▶ 网页节选
• • • • • • •

一、概述

yarn 是一个运算平台,负责为程序提供运算资源,相当于一个分布式操作系统,MapReduce 相当于运行在操作系统上的程序。

1. 基础架构

Yarn 主要是由 ResourcesManager、NodeManager、ApplicationMaster、以及Container 等组件组成
image.png

2. 工作机制

image.png

  1. Mr 程序提交到客户端所在的节点
  2. YarnRunner 向 ResourceManager 提交请求,申请application。RM 返回资源提交路径和 application ID
  3. 客户端将 运行 Job 所需要的信息(包括,切分文件、配置文件、Jar包)提交到指定路径,
  4. 提交完成后,向 RM发送请求,请求运行 MrApplication 。
  5. RM 将用户请求转化为 一个Task ,放入到任务调度队列中
  6. 当任务被调度的时候,某一个 DataNode 领取到 Task 任务
  7. 该 DataNode 根据 Task 创建容器
  8. 访问 资源路径,下载对应的资源
  9. 准备妥当后,向 RM 发送请求,请求运行 MapTask 容器
  10. RM 将运行 MapTask 的任务分配给其他个节点,这几个节点收到后,创建容器
  11. 创建完成后,MR 向这几个节点发送任务启动脚本,这几个节点分别启动 MapTask,执行 map 操作
  12. MR 等待所有节点运行完成后,向 RM 申请资源运行 ReduceTask
  13. ReduceTask 拉取 MapTask 结果中对应的分区数据
  14. 程序运行 完成后。MR 向 RM 请求注销自己。

    3. 作业提交过程

    image.png
    image.png
  • 作业提交
  1. 客户端调用 job.waitForCompletion 方法,向 RM 提交 MapReduce 作业,申请获得 jobID
  2. RM 向 client 返回 该 job 资源的提交路径 和 jobID
  3. client 提交 jar包、切片信息和配置文件到指定的资源文件目录下
  4. 提交完成后,向 RM 申请运行 MrAPPMaster
  • 作业初始化
  1. RM 收到 客户端的请求后,将该 job 添加到容量调度器中
  2. 该 job 被调度,某一个 DataNode 领取到该任务,创建 MrAPPmaster
  3. 下载 资源文件到本地
  • 任务分配
  1. MrAPPmaster 向 RM 申请运行多个 MapTask 任务资源
  2. MR 将 运行 MapTask 任务分配到 另外两个 NodeManager,另外两个 NodeManager 领取任务并创建容器。
  • 任务运行
  1. MR 向两个接收到任务的 Node 发送 程序启动脚本,这些节点分别启动 MapTask ,
  2. MrAPPmaster 等待所有 MapTask 运行完成后 向 RM 申请容器,运行 ReduceTask
  3. ReduceTask 向 MapTask 获取对应分区数据
  4. 程序完成后 MrAPPmaster 向 RM 申请注销自己
  • 进度和状态更新

    1. yarn 中的任务将其进度和状态(包括 counter ),返回给应用管理器。客户端每秒(通过 mapreduce.client.progressmonitor.pollinterval )向应用管理器请求进度更新,展示给用户
  • 作业完成

    1. 除了向应用管理器请求作业进度外,客户端每5s都通过调用 waitForCompletion() 来检查作业是否完成,时间间隔通过 mapreduce.client.completion.pollinterval来设置。作业完成之后,应用管理器和container 会清理工作状态。作业的信息会被历史服务器存储以备之后查看

    二、 yarn 调度器和调度算法

    目前,hadoop 作业有三种调度方式, FIFO、容量(Capacity Scheduler)和公平(Fair Scheduler),默认资源调度器是容量调度器。CDH 是 公平调度器。

• • • • • • •

▶ 资料摘录
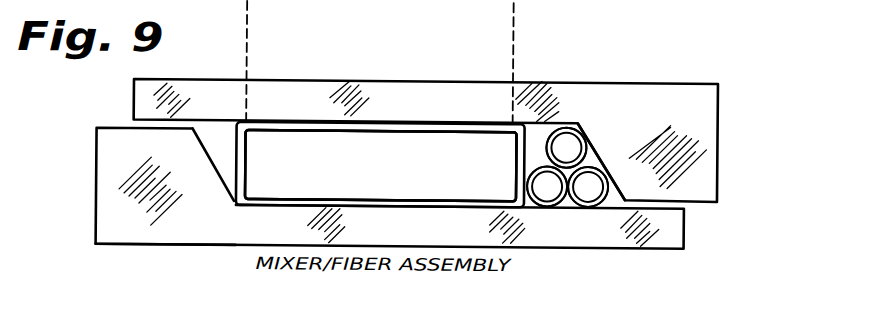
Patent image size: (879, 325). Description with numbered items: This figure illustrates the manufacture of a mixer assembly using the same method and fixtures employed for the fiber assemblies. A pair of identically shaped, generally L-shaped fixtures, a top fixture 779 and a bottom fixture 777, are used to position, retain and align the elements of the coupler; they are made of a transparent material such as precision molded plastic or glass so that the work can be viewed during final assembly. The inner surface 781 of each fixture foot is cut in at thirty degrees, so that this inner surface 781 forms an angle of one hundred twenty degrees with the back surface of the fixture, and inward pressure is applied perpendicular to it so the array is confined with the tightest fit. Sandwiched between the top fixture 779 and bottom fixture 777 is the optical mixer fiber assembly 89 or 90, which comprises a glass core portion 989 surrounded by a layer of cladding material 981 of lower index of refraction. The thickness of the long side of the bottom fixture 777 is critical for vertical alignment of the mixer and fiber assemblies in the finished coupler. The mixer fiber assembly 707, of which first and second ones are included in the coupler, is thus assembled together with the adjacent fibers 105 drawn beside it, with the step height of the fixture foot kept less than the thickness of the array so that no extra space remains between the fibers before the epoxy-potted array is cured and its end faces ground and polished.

• • • • • • •

▶ 练习题目 1
把网页节选中以“除了向应用管理器请求作业进度外”开头的那段话改写成简短的要点列表，保留其主要事实。
▶ 练习题目 2
逐字抄录网页节选中从“1. Mr 程序提交到客户端所在的节点”到“RM发送请求,请求运行 MrApplication 。”的部分。

▶ 参考答案 1
- 客户端除了向应用管理器请求作业进度，还每 5 秒调用一次 waitForCompletion()，检查作业是否完成。
- 检查间隔由 mapreduce.client.completion.pollinterval 设置。
- 作业完成后，应用管理器和 container 清理工作状态。
- 作业信息由历史服务器存储，以备之后查看。

▶ 参考答案 2
1. Mr 程序提交到客户端所在的节点
  2. YarnRunner 向 ResourceManager 提交请求,申请application。RM 返回资源提交路径和 application ID
  3. 客户端将 运行 Job 所需要的信息(包括,切分文件、配置文件、Jar包)提交到指定路径,
  4. 提交完成后,向 RM发送请求,请求运行 MrApplication 。